▶ TEXT SHOWN
** begin **
# Weird *ss giant ASIO spike in Cubase 10.5.12 - fix, yea or nay?



## quickbrownf0x (Mar 8, 2020)

Hey guys,


Any of you have this issue? Ever since I upgraded to 10.5.12 (Win10 64) I, - and this may just be a coincidence - noticed that every now and then when I switch over to a new track or close an audio folder I get this massive pop/spike through my front monitors and my master channel just freaks out (and keeps overloading), until I select another MIDI channel. I have no clue to where this comes from. Totally weird.

Maybe something went wrong, my template's gone to sh*t at some point during saving? Never had this before and I haven't changed any of my (project, device, studio) settings.

Feel quite nervous switching tracks now, thinking next time it happens my ears'll fall off and I die face down on my Lemur tablet from another heart attack. My cat's not a fan either.

[EDIT]Right, apparently the 10.5.12 hotfix should do the trick, but in my case it seems it hasn't. Any ideas, anyone? What the hell is going on?
** end **
▶ WORK TO COMPLETE
1. In the Cubase forum thread, what action makes the master channel stop overloading?
2. In the Cubase forum thread, which kinds of settings does the poster say have not been changed?
3. Write the next part of the Cubase forum thread, continuing after its final line.
The layout records that follow are drawn from a different source than the forum thread.

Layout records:
** begin **
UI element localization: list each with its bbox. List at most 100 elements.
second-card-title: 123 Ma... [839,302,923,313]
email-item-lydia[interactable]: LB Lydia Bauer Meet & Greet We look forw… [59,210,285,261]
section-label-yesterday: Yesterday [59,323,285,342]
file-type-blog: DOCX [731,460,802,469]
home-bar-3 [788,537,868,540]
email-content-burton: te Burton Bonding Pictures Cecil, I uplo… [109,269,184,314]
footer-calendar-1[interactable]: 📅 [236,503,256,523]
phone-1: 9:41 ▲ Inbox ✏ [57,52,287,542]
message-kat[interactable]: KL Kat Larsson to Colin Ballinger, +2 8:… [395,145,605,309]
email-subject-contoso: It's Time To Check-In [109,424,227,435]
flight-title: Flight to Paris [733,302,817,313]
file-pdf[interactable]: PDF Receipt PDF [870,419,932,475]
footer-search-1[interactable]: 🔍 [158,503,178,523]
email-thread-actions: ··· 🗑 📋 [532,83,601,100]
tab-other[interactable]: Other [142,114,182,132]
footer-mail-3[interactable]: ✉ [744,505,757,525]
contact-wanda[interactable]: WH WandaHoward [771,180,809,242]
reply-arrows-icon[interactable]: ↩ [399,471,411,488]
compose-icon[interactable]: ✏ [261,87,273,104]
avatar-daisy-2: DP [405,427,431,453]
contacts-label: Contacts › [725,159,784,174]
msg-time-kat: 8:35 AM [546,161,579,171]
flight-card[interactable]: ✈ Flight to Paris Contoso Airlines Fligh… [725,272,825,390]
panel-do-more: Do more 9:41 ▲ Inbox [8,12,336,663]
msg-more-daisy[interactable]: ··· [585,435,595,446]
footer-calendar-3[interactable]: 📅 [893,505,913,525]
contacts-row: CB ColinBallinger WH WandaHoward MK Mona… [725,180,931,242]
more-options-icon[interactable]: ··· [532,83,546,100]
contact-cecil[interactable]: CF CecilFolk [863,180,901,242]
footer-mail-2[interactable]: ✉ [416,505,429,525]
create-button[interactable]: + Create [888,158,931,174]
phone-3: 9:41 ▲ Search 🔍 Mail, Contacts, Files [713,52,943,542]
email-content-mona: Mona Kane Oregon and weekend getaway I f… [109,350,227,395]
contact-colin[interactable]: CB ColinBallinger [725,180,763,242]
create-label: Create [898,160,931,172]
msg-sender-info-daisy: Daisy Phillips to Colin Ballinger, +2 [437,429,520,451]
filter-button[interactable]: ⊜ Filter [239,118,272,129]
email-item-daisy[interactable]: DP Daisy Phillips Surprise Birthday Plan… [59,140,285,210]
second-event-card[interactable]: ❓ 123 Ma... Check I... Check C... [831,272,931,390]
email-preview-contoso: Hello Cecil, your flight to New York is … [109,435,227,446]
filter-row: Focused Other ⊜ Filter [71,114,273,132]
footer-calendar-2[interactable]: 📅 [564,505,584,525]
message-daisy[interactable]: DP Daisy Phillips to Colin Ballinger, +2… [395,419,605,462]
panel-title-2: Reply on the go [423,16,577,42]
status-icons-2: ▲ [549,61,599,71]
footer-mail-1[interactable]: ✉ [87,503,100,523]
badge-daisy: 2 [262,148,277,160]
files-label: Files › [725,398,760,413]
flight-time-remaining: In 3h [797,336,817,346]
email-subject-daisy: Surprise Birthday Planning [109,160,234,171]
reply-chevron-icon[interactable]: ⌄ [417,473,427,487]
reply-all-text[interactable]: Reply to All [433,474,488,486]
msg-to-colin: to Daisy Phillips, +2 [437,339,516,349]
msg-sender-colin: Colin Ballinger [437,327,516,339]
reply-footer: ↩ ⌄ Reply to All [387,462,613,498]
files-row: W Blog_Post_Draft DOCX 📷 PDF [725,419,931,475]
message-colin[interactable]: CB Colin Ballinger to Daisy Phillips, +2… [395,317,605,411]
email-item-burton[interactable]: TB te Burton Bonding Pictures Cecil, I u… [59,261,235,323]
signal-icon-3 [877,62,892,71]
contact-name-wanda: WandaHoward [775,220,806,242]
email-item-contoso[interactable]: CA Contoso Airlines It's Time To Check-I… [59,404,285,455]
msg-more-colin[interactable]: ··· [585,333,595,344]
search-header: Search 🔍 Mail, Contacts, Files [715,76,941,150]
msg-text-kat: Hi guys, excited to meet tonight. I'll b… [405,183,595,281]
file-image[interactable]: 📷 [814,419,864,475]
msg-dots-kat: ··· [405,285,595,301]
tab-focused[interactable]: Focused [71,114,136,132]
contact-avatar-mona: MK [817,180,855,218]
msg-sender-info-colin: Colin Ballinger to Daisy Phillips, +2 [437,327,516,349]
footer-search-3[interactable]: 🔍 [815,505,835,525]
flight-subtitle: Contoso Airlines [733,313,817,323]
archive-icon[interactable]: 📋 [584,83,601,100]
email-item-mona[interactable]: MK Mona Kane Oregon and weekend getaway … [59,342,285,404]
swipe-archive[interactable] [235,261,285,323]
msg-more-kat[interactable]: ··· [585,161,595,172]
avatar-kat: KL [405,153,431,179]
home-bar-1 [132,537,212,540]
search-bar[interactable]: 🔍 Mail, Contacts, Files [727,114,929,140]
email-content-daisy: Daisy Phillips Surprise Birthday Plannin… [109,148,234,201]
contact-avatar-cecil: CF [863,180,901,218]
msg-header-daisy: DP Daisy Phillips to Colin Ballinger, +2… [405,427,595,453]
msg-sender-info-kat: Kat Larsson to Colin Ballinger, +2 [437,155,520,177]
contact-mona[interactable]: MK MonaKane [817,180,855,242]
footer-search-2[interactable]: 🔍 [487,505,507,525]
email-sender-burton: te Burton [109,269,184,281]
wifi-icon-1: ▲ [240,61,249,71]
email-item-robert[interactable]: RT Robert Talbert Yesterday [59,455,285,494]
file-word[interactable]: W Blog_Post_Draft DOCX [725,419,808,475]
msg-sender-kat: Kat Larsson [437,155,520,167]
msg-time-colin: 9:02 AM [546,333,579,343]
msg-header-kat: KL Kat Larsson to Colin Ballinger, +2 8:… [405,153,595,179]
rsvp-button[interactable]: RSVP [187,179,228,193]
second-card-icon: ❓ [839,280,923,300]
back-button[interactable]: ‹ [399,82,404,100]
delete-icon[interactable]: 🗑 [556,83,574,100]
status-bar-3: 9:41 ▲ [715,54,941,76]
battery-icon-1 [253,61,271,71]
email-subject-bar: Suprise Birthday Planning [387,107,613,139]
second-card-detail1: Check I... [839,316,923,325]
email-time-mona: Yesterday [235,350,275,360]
** end **
▶ TASK-BY-TASK RESULTS
1. Selecting another MIDI channel.

2. Project, device, and studio settings.

3.
Reinstalling the full version doesn't fix it either. Or restarting my VEPro machine or DAW..., all that.

Thanks, happy Sunday.
Dj.


----------



## NYC Composer (Mar 8, 2020)

Make sure you’re not record enabling the next track when you select it. That may help. I haven’t gotten the big pop, but I’ve seen the meters spike when you record enable. I changed that in preferences.


----------



## quickbrownf0x (Mar 9, 2020)

NYC Composer said:


> Make sure you’re not record enabling the next track when you select it. That may help. I haven’t gotten the big pop, but I’ve seen the meters spike when you record enable. I changed that in preferences.



Hi, thanks for the response and the suggestion. Tried it, but still no luck. Funny thing is that _sometimes _it also freaks out when I switch or collapse a folder of audio return outputs. The master output channel just goes bananas and stays in the red (even though I don't hear anything, except a single loud pop) until I select a random MIDI channel. Guess I'll keep looking. 🤷‍♂️

Dj.


----------



## rgames (Mar 9, 2020)

I've seen something simliar that was related to ASIO guard. If you're using it, try disabling it.


----------



## quickbrownf0x (Mar 9, 2020)

rgames said:


> I've seen something simliar that was related to ASIO guard. If you're using it, try disabling it.


Hey Richard, I'll have a look and keep you guys posted. Thanks for all the help so far.


----------



## NYC Composer (Mar 9, 2020)

I’m cool with 10.5.12 at the moment, though I did recently have to disable Ozone vst2 plugs as they were making it crash on OPEN, of all things.

The 10.50 ride has been a bumpy one for me since December.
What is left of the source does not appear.